**A fazer**
1/ No texto sobre a Loya Jirga, quantos delegados, vindos de quantas Províncias, vão debater o esboço de Constituição?
2/ Reproduza sem alterações tudo o que vai de "Soldados estavam a" até "a lei islâmica.", no texto sobre a Loya Jirga.

**Trecho extraído**
**********
UOL


São Paulo, domingo, 14 de dezembro de 2003

Texto Anterior | Próximo Texto | Índice

AFEGANISTÃO

Alerta sobre possíveis ataques e divergências profundas marcam início da assembléia que discutirá a Constituição

Loya Jirga começa sob a sombra da tensão


"Os princípios islâmicos devem estar na base de todas as leis no Afeganistão", diz um delegado pashtu


VICTORIA BURNETT
DO "FINANCIAL TIMES", EM CABUL

Vindos de todas as partes do Afeganistão, desde os desertos do oeste do país até os picos nevados do norte do Badakshão, centenas de delegados estão reunidos neste final de semana na capital afegã, Cabul, para discutir a carta que vai mapear o futuro democrático do país no pós-guerra.
Numa grande tenda drapejada nas cores do Afeganistão -preto, verde e vermelho-, 500 delegados de 32 Províncias vão debater, modificar e ratificar o esboço de Constituição.
A Loya Jirga, ou grande conselho, vai determinar o papel da religião e os direitos das mulheres na sociedade afegã, a relação entre Cabul e as Províncias e o grau de partilha do poder entre o presidente e a Assembléia Legislativa.
O novo adiamento do início da Loya Jirga -ela deveria ter começado na quarta-feira, depois no sábado e agora a previsão era que começaria hoje- foi atribuído publicamente a razões logísticas. Mas alguns funcionários ocidentais afirmam que se deveu a negociações de último minuto entre representantes do governo e delegados de diferentes facções afegãs, visando resolver questões potencialmente divisivas antes do início do conselho.

Alerta máximo
A violência rebelde implacável nas Províncias, além de sinais, de acordo com autoridades americanas, de planos dos insurgentes para atacar a Loya Jirga, mantiveram o estado de alerta máximo em Cabul.
Soldados estavam a postos sobre tanques para montar guarda nas ruas que cercam a Politécnica de Cabul, de construção russa, que abriga o conselho. Os delegados serpenteavam entre muros de sacos de areia para passar por barreiras fortemente vigiadas.
Do lado de dentro da tenda, a questão com maior potencial de dividir os delegados será a da relação entre os princípios islâmicos, o direito internacional e os ideais democráticos, disseram observadores afegãos e ocidentais.
O esboço de Constituição divulgado há seis semanas diz que nenhuma lei deve contrariar o código islâmico e deixa a última palavra em casos de interpretação das leis a cargo da Suprema Corte -o que, segundo comentaristas liberais e representantes ocidentais, confere ao conservador Judiciário afegão uma margem muito grande de manobra para definir a lei islâmica.
Entretanto, em lugar de tentar refrear a influência da lei corânica, ou sharia, vários delegados entrevistados em Cabul nesta semana disseram que vão defender o reforço de sua primazia.

Papel do islã
De acordo com Nasir Shafiq, delegado de etnia pashtu vindo da diáspora afegã em Peshawar, no Paquistão, "o papel do islã não foi suficientemente bem definido no esboço atual". "Os princípios islâmicos devem estar na base de todas as leis no Afeganistão", afirmou Shafiq.
**********
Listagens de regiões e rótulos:
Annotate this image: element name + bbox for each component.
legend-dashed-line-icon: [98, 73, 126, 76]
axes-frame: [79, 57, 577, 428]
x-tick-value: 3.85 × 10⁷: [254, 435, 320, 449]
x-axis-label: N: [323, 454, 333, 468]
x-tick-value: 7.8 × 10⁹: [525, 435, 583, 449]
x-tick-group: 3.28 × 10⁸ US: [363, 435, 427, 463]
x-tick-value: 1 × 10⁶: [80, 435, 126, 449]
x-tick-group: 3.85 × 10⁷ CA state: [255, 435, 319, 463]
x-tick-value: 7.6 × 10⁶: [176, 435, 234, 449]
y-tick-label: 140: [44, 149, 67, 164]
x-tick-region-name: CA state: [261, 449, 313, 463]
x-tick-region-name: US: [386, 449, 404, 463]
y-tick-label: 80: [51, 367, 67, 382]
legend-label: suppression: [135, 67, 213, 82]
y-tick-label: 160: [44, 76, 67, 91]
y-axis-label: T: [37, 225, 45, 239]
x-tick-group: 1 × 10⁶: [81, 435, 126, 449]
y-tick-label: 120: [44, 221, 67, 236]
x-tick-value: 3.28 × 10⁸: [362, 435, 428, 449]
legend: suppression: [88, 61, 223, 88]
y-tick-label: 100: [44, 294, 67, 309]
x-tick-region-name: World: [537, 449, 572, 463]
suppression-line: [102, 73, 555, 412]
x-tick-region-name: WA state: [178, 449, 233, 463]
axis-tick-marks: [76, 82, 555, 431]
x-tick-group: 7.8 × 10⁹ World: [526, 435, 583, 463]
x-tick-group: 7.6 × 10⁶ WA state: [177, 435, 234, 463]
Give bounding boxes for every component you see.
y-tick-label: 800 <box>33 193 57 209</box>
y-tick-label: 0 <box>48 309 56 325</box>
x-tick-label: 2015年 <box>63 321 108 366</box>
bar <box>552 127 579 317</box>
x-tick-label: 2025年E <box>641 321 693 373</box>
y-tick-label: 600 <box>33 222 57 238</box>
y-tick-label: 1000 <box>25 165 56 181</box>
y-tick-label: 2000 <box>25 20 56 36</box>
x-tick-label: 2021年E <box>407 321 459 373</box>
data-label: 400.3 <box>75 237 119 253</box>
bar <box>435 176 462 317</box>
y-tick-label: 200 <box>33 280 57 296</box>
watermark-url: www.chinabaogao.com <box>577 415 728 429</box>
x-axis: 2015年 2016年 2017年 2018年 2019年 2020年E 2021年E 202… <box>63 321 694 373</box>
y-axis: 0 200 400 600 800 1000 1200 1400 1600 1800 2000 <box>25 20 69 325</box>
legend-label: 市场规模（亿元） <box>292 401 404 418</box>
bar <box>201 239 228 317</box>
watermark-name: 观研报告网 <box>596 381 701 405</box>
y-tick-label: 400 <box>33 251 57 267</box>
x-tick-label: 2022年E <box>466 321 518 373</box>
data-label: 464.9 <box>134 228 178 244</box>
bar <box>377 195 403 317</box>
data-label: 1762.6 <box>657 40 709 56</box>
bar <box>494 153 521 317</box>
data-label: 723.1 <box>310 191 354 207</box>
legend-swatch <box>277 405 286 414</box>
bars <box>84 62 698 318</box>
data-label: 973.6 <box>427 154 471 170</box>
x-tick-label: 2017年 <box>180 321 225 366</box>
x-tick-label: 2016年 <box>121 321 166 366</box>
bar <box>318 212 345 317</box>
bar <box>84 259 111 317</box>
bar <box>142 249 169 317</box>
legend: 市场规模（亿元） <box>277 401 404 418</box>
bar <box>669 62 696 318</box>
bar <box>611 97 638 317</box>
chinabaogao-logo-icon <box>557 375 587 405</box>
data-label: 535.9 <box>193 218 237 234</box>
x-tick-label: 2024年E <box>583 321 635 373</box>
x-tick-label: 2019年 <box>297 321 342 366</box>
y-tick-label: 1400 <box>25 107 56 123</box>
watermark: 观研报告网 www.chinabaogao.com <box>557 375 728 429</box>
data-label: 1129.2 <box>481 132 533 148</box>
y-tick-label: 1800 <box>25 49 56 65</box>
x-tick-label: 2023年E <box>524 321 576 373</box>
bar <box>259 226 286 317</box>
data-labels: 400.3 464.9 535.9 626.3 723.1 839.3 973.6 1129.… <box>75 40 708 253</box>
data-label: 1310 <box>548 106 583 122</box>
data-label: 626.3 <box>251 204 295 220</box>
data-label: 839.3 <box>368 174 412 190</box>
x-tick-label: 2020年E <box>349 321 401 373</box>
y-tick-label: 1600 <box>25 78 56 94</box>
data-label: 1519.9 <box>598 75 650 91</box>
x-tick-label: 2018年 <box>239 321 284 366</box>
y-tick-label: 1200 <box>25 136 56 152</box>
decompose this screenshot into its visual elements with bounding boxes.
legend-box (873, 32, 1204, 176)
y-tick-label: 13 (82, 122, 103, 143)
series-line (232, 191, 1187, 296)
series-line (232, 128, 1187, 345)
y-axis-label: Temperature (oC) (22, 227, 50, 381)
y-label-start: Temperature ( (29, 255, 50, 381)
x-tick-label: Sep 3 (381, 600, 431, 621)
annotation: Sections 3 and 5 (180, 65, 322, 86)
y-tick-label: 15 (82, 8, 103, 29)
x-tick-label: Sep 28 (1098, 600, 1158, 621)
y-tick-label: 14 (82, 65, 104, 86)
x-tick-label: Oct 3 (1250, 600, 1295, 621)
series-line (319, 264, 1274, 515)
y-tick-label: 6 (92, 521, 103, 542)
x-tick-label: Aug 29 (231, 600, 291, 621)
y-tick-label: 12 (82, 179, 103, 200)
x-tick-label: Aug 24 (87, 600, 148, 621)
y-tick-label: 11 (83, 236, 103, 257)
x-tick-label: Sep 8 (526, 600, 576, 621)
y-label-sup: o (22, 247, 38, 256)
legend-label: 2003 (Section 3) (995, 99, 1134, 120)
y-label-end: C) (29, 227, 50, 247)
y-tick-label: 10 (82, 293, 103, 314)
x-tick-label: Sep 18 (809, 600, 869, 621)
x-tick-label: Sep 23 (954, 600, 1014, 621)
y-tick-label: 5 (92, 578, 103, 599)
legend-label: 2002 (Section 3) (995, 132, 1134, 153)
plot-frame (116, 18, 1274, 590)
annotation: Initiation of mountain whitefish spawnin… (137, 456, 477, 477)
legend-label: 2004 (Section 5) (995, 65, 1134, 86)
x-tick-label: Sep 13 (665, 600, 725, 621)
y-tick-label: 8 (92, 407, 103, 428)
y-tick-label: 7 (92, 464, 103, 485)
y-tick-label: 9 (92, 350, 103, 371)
**********
**Respostas**
1/ São 500 delegados de 32 Províncias.

2/
Soldados estavam a postos sobre tanques para montar guarda nas ruas que cercam a Politécnica de Cabul, de construção russa, que abriga o conselho. Os delegados serpenteavam entre muros de sacos de areia para passar por barreiras fortemente vigiadas.
Do lado de dentro da tenda, a questão com maior potencial de dividir os delegados será a da relação entre os princípios islâmicos, o direito internacional e os ideais democráticos, disseram observadores afegãos e ocidentais.
O esboço de Constituição divulgado há seis semanas diz que nenhuma lei deve contrariar o código islâmico e deixa a última palavra em casos de interpretação das leis a cargo da Suprema Corte -o que, segundo comentaristas liberais e representantes ocidentais, confere ao conservador Judiciário afegão uma margem muito grande de manobra para definir a lei islâmica.